Directions for this task: Pull every line of the entries that has the word "выявить".

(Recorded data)

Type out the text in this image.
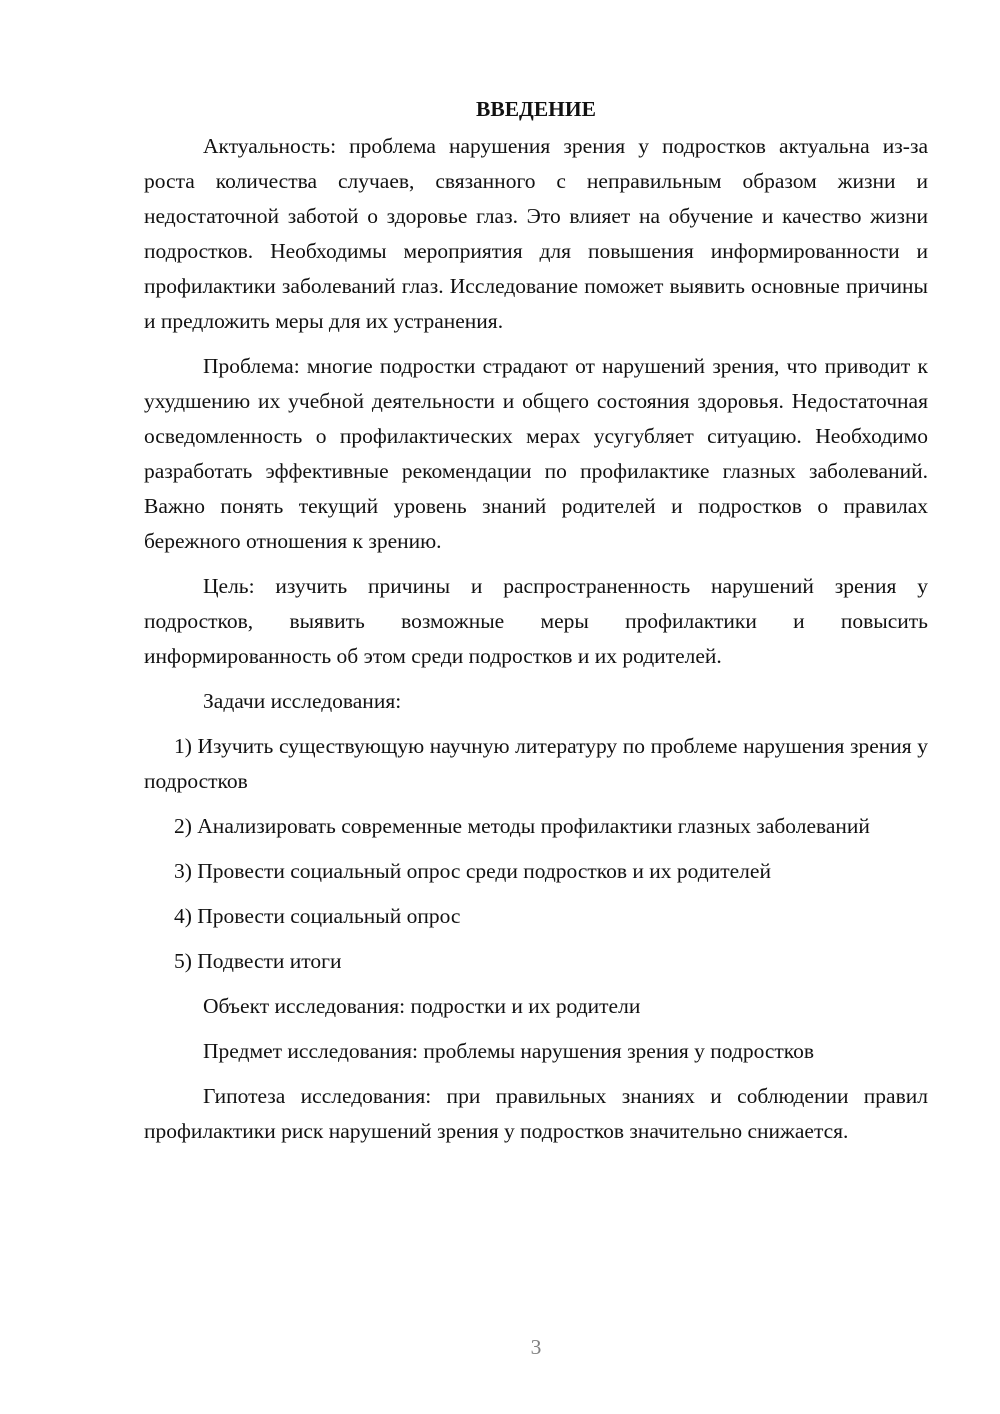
ВВЕДЕНИЕ

Актуальность: проблема нарушения зрения у подростков актуальна из-за роста количества случаев, связанного с неправильным образом жизни и недостаточной заботой о здоровье глаз. Это влияет на обучение и качество жизни подростков. Необходимы мероприятия для повышения информированности и профилактики заболеваний глаз. Исследование поможет выявить основные причины и предложить меры для их устранения.

Проблема: многие подростки страдают от нарушений зрения, что приводит к ухудшению их учебной деятельности и общего состояния здоровья. Недостаточная осведомленность о профилактических мерах усугубляет ситуацию. Необходимо разработать эффективные рекомендации по профилактике глазных заболеваний. Важно понять текущий уровень знаний родителей и подростков о правилах бережного отношения к зрению.

Цель: изучить причины и распространенность нарушений зрения у подростков, выявить возможные меры профилактики и повысить информированность об этом среди подростков и их родителей.

Задачи исследования:

1) Изучить существующую научную литературу по проблеме нарушения зрения у подростков

2) Анализировать современные методы профилактики глазных заболеваний

3) Провести социальный опрос среди подростков и их родителей

4) Провести социальный опрос

5) Подвести итоги

Объект исследования: подростки и их родители

Предмет исследования: проблемы нарушения зрения у подростков

Гипотеза исследования: при правильных знаниях и соблюдении правил профилактики риск нарушений зрения у подростков значительно снижается.

3
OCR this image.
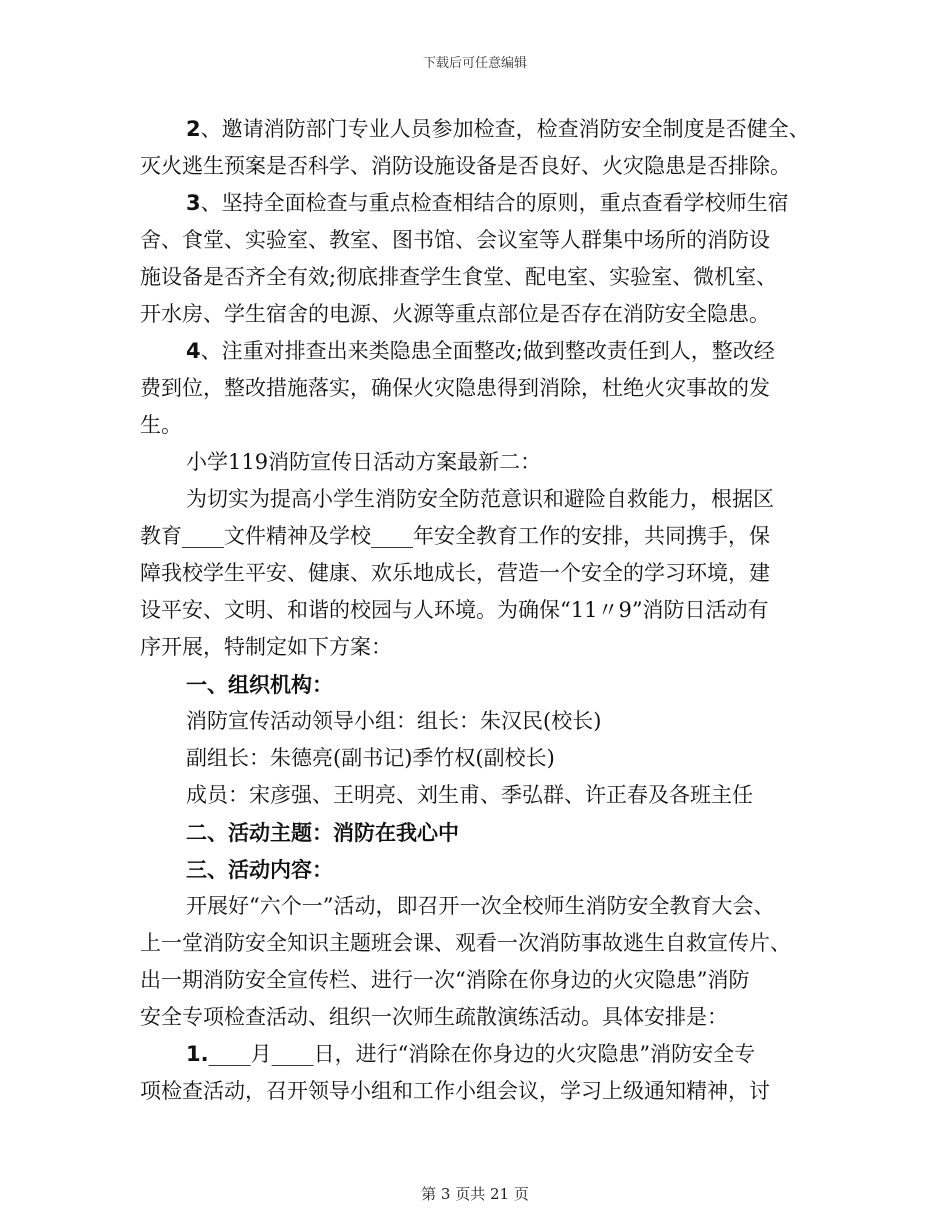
下载后可任意编辑

2、邀请消防部门专业人员参加检查，检查消防安全制度是否健全、

灭火逃生预案是否科学、消防设施设备是否良好、火灾隐患是否排除。

3、坚持全面检查与重点检查相结合的原则，重点查看学校师生宿

舍、食堂、实验室、教室、图书馆、会议室等人群集中场所的消防设

施设备是否齐全有效;彻底排查学生食堂、配电室、实验室、微机室、

开水房、学生宿舍的电源、火源等重点部位是否存在消防安全隐患。

4、注重对排查出来类隐患全面整改;做到整改责任到人，整改经

费到位，整改措施落实，确保火灾隐患得到消除，杜绝火灾事故的发

生。

小学119消防宣传日活动方案最新二：

为切实为提高小学生消防安全防范意识和避险自救能力，根据区

教育____文件精神及学校____年安全教育工作的安排，共同携手，保

障我校学生平安、健康、欢乐地成长，营造一个安全的学习环境，建

设平安、文明、和谐的校园与人环境。为确保“11〃9”消防日活动有

序开展，特制定如下方案：

一、组织机构：

消防宣传活动领导小组：组长：朱汉民(校长)

副组长：朱德亮(副书记)季竹权(副校长)

成员：宋彦强、王明亮、刘生甫、季弘群、许正春及各班主任

二、活动主题：消防在我心中

三、活动内容：

开展好“六个一”活动，即召开一次全校师生消防安全教育大会、

上一堂消防安全知识主题班会课、观看一次消防事故逃生自救宣传片、

出一期消防安全宣传栏、进行一次“消除在你身边的火灾隐患”消防

安全专项检查活动、组织一次师生疏散演练活动。具体安排是：

1.____月____日，进行“消除在你身边的火灾隐患”消防安全专

项检查活动，召开领导小组和工作小组会议，学习上级通知精神，讨

第 3 页共 21 页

Output of the exercise:
Актуальность: проблема нарушения зрения у подростков актуальна из-за роста количества случаев, связанного с неправильным образом жизни и недостаточной заботой о здоровье глаз. Это влияет на обучение и качество жизни подростков. Необходимы мероприятия для повышения информированности и профилактики заболеваний глаз. Исследование поможет выявить основные причины и предложить меры для их устранения.
Цель: изучить причины и распространенность нарушений зрения у подростков, выявить возможные меры профилактики и повысить информированность об этом среди подростков и их родителей.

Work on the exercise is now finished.